# TASK INPUT

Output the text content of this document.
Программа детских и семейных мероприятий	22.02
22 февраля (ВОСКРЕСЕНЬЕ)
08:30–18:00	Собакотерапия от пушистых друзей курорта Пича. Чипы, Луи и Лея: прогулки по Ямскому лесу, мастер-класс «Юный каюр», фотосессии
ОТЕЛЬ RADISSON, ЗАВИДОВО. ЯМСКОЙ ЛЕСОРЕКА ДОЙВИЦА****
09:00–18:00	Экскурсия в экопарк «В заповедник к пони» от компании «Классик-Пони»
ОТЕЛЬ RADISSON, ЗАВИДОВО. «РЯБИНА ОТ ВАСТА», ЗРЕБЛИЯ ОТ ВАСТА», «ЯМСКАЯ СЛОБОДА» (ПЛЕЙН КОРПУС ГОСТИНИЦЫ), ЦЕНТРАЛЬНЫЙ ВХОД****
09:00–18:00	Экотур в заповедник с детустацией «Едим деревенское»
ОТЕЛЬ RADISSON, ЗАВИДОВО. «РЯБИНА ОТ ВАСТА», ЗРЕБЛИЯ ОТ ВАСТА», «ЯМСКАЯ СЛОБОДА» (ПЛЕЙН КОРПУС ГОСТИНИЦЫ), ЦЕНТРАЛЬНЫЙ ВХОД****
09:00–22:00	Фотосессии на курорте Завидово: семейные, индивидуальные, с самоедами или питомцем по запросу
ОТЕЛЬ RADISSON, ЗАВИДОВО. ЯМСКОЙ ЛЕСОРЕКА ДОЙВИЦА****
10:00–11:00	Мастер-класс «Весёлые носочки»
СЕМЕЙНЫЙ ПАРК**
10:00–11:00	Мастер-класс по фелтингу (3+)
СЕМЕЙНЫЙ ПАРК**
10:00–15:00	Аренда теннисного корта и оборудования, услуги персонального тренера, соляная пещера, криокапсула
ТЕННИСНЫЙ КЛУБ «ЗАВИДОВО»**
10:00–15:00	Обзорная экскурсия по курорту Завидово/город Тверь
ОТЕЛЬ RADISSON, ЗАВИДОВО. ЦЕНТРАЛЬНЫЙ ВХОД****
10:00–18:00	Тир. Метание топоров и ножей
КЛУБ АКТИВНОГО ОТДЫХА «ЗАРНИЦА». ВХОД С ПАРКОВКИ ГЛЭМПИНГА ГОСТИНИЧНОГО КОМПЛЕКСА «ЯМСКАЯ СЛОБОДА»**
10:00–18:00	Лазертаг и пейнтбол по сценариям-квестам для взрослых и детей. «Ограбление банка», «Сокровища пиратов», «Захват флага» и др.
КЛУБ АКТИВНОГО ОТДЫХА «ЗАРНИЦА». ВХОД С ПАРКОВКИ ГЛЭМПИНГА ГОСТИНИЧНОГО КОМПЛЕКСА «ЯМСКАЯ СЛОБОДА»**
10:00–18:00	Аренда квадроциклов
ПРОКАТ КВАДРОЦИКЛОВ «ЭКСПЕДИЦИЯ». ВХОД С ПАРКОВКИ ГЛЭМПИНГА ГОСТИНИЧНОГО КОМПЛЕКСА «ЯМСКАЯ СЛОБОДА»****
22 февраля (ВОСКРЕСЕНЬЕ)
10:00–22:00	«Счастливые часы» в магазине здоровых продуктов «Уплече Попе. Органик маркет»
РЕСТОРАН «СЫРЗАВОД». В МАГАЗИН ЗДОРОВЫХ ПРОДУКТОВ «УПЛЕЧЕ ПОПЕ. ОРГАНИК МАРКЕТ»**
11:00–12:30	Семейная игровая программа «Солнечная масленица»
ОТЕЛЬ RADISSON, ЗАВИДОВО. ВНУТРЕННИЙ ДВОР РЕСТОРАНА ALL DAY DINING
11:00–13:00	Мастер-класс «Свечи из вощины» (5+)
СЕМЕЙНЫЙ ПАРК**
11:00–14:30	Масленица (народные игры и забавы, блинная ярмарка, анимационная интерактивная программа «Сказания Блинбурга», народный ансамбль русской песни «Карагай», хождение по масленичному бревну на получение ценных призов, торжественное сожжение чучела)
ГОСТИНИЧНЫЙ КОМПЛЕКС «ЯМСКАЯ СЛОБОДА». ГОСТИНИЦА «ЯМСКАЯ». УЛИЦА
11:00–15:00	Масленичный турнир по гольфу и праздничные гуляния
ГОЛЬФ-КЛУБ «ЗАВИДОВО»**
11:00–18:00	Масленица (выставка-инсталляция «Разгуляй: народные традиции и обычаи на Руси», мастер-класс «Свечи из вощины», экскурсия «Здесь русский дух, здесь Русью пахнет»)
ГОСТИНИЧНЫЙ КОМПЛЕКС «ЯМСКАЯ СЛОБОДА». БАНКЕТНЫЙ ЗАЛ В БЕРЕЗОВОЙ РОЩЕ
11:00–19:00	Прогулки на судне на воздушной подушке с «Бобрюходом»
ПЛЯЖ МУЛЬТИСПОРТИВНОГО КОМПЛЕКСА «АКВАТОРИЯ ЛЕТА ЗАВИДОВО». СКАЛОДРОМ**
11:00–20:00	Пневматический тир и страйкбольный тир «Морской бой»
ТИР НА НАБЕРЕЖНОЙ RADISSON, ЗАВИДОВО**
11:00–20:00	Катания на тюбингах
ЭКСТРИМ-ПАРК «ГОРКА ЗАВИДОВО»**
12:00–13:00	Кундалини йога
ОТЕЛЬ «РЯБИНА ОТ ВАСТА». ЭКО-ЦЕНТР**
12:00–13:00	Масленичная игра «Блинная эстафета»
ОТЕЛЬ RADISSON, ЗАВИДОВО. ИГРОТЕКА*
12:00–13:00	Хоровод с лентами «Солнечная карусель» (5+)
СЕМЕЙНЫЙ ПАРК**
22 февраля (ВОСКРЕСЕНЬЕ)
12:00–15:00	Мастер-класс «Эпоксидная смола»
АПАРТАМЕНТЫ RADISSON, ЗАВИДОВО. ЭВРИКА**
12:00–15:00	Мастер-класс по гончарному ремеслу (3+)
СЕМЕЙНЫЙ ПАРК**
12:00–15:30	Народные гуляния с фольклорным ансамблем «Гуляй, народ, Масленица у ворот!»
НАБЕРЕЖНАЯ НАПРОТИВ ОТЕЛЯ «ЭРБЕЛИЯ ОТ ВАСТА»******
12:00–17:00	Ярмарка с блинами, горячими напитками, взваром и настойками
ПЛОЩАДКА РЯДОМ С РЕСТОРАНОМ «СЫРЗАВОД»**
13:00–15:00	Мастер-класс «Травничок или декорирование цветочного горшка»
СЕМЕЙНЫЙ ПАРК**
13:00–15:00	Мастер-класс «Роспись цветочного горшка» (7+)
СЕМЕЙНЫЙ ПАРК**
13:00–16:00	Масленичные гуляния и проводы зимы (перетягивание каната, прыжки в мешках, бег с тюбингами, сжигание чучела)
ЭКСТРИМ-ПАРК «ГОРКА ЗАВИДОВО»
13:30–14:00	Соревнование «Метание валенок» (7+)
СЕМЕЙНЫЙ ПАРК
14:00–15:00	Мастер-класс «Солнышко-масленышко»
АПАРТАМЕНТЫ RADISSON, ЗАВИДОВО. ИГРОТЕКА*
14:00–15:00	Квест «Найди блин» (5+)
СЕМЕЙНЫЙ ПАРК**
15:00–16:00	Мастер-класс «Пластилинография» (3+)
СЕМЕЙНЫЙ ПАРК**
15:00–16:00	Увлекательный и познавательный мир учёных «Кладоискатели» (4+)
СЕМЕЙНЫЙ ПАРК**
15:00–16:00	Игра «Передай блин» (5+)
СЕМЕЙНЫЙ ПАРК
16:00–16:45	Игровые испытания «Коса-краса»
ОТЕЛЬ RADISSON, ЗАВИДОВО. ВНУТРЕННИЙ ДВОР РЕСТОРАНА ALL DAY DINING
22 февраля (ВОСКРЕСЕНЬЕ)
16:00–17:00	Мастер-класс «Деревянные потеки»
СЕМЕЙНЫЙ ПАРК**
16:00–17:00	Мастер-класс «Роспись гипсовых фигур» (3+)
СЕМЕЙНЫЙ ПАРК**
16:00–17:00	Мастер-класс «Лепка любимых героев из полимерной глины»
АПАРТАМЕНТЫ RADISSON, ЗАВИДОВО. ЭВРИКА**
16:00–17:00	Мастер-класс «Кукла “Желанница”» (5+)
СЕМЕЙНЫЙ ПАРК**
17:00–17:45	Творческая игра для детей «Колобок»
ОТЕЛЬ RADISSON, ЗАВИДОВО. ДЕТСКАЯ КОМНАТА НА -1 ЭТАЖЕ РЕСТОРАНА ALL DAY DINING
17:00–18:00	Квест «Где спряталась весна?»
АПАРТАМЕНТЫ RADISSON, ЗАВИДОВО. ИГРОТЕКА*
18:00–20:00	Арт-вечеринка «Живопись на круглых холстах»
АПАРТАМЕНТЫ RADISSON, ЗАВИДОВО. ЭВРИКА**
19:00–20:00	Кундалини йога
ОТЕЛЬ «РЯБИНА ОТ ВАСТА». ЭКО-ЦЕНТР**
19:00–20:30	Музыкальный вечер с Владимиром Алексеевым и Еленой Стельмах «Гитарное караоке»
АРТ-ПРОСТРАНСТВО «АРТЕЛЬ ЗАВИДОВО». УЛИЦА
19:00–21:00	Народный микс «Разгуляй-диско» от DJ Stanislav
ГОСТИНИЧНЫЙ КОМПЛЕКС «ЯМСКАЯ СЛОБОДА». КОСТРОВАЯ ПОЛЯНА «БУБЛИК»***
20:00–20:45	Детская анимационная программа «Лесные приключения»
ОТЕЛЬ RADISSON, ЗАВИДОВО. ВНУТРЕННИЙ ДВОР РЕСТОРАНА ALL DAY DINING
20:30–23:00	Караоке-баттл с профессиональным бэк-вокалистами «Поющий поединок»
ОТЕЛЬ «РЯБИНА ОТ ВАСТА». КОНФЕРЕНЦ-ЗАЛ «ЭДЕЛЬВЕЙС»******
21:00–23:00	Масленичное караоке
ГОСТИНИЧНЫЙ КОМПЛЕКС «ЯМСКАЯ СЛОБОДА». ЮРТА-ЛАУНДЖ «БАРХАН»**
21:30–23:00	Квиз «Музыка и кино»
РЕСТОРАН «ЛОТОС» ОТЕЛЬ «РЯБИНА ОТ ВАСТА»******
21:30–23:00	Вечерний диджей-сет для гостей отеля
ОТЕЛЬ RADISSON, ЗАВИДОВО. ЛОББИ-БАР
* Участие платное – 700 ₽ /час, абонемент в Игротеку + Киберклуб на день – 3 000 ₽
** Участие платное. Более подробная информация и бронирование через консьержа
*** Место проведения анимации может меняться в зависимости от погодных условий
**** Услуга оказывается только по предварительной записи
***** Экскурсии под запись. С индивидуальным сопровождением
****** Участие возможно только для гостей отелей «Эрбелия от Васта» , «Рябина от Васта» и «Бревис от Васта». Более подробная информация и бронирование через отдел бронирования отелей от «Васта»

# AIM
Pick out the lines that include the word "гостей" and write them out.

# FINAL RESULT
21:30–23:00	Вечерний диджей-сет для гостей отеля
****** Участие возможно только для гостей отелей «Эрбелия от Васта» , «Рябина от Васта» и «Бревис от Васта». Более подробная информация и бронирование через отдел бронирования отелей от «Васта»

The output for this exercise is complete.